*OBJECTIVE*: Below are some records. Pull every line that contains the word "Wind".

*Data extracted from a collection*:
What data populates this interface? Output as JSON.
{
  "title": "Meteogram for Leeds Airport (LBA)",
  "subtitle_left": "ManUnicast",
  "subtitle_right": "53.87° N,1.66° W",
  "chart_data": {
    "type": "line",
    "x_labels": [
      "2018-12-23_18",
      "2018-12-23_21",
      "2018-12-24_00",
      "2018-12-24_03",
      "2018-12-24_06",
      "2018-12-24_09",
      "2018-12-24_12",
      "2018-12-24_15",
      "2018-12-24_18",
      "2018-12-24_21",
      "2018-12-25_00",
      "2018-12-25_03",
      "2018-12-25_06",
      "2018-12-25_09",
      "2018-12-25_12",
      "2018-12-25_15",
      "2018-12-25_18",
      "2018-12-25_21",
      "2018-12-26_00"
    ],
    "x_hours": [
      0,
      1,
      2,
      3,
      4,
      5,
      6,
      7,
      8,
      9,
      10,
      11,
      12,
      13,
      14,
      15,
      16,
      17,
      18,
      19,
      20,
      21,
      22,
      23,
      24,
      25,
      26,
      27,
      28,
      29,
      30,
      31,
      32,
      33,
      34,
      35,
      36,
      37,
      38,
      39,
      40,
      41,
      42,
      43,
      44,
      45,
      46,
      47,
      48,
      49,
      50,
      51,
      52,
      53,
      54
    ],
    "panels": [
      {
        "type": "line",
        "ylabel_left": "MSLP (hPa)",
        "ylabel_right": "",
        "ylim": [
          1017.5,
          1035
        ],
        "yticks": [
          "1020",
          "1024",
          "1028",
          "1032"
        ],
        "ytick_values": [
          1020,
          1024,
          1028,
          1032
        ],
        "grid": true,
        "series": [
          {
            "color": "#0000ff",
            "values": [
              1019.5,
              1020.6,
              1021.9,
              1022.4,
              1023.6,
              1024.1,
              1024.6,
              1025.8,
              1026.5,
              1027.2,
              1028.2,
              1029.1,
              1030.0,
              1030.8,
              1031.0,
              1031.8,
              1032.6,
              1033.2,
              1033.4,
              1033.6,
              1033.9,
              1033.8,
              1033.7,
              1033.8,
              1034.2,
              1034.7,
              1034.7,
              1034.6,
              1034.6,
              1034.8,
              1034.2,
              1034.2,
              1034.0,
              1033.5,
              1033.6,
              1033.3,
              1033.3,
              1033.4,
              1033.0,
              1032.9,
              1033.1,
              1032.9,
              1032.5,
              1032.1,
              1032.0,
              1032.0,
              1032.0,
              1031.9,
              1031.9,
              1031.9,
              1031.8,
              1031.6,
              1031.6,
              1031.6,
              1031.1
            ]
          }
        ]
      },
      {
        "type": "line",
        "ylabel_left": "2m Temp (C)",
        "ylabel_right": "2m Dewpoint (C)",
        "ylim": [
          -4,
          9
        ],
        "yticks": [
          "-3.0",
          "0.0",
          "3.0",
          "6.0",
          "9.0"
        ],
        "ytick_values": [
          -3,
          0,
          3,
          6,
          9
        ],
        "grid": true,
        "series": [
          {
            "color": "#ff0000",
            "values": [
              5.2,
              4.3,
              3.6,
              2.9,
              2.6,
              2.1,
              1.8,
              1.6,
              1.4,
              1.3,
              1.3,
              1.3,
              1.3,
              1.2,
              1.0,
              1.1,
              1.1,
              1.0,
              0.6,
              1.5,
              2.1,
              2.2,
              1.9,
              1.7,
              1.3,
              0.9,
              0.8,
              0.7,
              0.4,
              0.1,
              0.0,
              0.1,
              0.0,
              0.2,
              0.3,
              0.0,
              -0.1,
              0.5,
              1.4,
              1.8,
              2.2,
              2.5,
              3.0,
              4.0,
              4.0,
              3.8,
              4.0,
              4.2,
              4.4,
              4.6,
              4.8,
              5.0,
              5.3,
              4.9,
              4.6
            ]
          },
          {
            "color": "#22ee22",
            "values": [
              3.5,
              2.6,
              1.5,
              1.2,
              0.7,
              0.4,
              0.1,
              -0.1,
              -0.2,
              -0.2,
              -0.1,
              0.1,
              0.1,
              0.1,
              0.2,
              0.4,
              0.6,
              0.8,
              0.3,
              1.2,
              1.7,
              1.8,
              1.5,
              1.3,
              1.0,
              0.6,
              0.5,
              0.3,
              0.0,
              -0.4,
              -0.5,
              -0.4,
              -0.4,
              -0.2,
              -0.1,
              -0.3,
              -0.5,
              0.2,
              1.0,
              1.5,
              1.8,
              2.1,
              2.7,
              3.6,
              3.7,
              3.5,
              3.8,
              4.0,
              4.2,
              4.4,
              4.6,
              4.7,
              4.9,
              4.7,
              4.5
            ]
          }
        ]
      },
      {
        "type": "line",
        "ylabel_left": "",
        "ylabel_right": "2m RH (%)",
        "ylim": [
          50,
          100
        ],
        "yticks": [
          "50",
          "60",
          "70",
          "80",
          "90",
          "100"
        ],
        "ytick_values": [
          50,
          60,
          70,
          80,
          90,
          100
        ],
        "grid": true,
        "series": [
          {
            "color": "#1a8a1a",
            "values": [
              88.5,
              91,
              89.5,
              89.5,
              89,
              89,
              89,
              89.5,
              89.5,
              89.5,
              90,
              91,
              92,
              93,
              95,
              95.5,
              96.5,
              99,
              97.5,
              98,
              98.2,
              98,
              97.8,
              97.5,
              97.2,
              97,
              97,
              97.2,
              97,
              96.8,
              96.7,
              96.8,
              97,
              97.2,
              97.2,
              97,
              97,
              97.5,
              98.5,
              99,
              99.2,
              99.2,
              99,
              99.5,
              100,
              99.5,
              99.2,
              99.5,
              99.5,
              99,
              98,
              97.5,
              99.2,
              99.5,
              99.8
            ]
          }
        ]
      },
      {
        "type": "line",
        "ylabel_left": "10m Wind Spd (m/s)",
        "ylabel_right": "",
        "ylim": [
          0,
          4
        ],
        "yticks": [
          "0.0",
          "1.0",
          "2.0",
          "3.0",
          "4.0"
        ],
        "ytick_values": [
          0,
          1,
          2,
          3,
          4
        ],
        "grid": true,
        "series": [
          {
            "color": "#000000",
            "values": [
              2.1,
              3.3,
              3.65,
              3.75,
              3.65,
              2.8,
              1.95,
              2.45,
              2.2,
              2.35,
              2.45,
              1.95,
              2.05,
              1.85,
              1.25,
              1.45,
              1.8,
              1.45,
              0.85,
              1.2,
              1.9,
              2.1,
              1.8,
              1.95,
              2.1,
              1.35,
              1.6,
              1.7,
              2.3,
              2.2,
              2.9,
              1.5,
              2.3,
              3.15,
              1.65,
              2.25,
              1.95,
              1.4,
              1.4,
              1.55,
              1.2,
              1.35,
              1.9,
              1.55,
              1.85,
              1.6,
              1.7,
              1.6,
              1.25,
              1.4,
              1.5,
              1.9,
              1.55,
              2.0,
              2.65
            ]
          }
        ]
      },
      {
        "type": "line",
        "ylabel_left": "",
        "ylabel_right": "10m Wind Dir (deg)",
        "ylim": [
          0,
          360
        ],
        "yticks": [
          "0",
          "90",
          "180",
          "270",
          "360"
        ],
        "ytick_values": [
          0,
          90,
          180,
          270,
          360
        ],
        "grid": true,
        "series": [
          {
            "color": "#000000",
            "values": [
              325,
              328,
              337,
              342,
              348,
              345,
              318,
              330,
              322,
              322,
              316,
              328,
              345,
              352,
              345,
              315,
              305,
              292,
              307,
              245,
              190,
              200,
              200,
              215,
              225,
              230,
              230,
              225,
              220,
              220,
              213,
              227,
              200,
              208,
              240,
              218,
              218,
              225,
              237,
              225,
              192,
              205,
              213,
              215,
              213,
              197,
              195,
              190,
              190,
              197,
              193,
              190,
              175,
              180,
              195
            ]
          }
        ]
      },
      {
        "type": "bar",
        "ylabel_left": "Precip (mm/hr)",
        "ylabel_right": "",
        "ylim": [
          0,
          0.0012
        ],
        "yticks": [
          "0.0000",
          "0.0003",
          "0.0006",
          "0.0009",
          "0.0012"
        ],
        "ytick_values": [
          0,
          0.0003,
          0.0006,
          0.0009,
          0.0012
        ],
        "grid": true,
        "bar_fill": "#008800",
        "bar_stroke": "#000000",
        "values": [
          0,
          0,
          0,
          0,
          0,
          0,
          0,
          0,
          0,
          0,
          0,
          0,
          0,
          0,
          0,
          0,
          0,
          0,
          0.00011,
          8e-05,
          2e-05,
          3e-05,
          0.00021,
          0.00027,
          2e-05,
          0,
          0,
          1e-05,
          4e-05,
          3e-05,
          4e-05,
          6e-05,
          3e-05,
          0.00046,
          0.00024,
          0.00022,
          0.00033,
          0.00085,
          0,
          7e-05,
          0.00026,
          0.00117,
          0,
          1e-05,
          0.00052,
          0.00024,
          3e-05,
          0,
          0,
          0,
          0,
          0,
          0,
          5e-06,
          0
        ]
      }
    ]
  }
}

*SOLUTION FOR THIS TASK*:
        "ylabel_left": "10m Wind Spd (m/s)",
        "ylabel_right": "10m Wind Dir (deg)",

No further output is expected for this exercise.